**Texte de lecture:**
***

Quant à la mienne, je n’ai rien à dire ; j’ai pu gâter un si beau fonds, j’ai pu pousser la simplicité jusqu’à la platitude, j’ai pu altérer ce que j’ai changé ; enfin, je mets les défauts sur mon compte : si vous croyez que ces défauts soient tellement attachés à la tournure de la pièce qu’on ne puisse les en séparer, il faut abandonner l’ouvrage ; mais si vous croyez, aimable et sage critique, que l’on puisse les corriger, daignez employer une heure ou deux de votre temps à me dire ce que vous pensez, et je vous réponds que j’en profiterai.

***

**Lignes de données:**
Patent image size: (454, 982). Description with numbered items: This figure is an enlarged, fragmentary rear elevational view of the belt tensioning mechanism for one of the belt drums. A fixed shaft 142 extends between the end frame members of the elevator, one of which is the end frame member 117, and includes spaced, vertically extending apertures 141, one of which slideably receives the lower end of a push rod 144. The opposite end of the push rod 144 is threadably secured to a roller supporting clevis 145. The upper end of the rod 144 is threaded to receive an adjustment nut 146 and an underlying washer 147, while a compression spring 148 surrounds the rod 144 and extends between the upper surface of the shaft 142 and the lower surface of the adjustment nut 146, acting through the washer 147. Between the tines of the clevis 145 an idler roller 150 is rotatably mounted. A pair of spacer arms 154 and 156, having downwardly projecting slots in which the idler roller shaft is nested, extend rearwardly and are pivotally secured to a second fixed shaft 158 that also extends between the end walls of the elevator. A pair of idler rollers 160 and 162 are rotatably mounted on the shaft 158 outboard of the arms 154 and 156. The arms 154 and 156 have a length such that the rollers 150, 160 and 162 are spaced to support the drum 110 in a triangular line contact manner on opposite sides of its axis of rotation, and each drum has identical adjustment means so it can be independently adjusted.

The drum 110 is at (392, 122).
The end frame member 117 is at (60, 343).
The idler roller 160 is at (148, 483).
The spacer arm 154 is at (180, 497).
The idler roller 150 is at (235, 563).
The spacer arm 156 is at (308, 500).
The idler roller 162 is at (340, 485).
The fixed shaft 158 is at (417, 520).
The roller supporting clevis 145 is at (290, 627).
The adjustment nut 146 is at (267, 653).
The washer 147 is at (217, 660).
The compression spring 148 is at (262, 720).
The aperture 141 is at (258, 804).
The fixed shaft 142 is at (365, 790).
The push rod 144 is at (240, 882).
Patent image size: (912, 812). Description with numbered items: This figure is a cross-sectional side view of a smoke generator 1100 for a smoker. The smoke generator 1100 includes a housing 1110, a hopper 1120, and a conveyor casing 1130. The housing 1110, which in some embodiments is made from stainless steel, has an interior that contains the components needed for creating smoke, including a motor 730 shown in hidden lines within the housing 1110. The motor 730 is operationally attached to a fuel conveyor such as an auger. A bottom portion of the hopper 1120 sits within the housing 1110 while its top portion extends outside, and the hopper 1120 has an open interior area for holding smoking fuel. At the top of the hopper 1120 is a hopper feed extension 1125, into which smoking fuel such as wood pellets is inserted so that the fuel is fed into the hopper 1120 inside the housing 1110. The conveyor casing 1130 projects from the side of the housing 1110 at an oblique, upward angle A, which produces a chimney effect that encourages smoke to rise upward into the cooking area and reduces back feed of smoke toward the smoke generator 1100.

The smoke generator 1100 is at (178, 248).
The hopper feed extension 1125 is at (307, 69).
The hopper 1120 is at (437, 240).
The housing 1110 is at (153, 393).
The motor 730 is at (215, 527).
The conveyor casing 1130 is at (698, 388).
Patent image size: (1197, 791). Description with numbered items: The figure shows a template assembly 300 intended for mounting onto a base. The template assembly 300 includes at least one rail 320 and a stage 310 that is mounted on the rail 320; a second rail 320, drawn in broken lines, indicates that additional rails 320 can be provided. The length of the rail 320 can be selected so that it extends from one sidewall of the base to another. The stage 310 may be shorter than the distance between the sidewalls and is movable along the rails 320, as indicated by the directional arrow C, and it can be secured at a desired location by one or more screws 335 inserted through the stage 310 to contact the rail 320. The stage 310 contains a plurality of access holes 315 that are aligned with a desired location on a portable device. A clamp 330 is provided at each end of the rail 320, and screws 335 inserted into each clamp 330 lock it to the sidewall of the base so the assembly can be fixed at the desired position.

***

**Consigne:** Restituez sans la moindre modification le passage du texte de lecture commençant par « Quant à la mienne, je » et se poursuivant jusqu'à « que j’en profiterai. ».

**Réponse proposée:**
Quant à la mienne, je n’ai rien à dire ; j’ai pu gâter un si beau fonds, j’ai pu pousser la simplicité jusqu’à la platitude, j’ai pu altérer ce que j’ai changé ; enfin, je mets les défauts sur mon compte : si vous croyez que ces défauts soient tellement attachés à la tournure de la pièce qu’on ne puisse les en séparer, il faut abandonner l’ouvrage ; mais si vous croyez, aimable et sage critique, que l’on puisse les corriger, daignez employer une heure ou deux de votre temps à me dire ce que vous pensez, et je vous réponds que j’en profiterai.